-- BEGIN SUPPLIED INFORMATION --

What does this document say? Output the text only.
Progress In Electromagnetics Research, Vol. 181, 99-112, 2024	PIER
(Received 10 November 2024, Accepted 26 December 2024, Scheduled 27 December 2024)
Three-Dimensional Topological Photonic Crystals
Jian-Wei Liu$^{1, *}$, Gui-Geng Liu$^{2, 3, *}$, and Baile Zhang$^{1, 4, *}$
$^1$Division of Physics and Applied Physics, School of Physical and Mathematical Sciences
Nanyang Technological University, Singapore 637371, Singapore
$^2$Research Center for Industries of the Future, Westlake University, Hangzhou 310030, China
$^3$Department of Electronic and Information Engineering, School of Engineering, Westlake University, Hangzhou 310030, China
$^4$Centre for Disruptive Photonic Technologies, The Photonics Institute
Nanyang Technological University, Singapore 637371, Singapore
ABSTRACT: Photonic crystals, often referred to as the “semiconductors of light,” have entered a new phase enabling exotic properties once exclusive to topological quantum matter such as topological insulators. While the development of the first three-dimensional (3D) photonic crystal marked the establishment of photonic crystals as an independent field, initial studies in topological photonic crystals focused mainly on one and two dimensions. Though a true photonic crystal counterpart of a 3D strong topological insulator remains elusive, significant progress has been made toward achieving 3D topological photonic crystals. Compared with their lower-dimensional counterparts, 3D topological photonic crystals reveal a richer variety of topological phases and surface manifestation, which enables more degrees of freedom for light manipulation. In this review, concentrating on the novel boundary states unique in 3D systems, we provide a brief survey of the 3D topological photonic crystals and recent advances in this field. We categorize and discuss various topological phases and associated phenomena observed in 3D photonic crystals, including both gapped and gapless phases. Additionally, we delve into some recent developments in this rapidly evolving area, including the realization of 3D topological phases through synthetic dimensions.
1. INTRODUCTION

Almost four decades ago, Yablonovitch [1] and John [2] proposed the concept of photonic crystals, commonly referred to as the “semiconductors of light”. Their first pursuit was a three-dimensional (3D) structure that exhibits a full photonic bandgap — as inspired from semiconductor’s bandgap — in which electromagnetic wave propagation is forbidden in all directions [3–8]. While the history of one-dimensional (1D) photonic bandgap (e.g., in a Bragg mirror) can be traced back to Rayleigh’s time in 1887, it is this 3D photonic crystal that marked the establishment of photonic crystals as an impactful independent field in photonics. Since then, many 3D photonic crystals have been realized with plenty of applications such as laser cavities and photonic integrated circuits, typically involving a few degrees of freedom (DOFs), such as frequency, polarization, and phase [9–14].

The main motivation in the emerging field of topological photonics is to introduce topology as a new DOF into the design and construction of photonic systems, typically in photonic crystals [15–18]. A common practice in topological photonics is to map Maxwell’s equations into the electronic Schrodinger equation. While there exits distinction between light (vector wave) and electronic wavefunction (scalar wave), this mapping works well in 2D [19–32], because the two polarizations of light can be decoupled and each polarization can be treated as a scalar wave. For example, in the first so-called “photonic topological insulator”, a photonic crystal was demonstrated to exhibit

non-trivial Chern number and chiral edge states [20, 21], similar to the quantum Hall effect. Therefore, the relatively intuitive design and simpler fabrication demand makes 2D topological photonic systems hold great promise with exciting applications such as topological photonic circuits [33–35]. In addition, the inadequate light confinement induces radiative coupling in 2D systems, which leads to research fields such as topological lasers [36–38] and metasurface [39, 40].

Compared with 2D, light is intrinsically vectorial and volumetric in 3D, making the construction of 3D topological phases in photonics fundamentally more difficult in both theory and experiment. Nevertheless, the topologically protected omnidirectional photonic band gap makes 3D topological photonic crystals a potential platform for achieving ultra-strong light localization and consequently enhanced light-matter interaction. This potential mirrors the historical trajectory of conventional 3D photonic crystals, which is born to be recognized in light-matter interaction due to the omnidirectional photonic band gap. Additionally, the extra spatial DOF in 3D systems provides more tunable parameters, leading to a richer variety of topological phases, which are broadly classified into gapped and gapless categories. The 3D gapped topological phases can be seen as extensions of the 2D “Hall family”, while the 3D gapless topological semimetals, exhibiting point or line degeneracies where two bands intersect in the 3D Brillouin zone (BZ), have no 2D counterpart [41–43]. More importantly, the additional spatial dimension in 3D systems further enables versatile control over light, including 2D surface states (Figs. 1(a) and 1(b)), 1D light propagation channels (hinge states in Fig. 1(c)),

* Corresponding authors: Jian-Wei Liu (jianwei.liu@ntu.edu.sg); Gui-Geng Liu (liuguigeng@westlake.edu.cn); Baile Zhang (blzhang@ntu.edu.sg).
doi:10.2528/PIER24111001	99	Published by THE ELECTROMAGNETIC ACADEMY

-- END SUPPLIED INFORMATION --

Your answer should be only a number: how many lines of the data above contain the string "Geng"?

# [RESPONSE TO THIS TASK]
2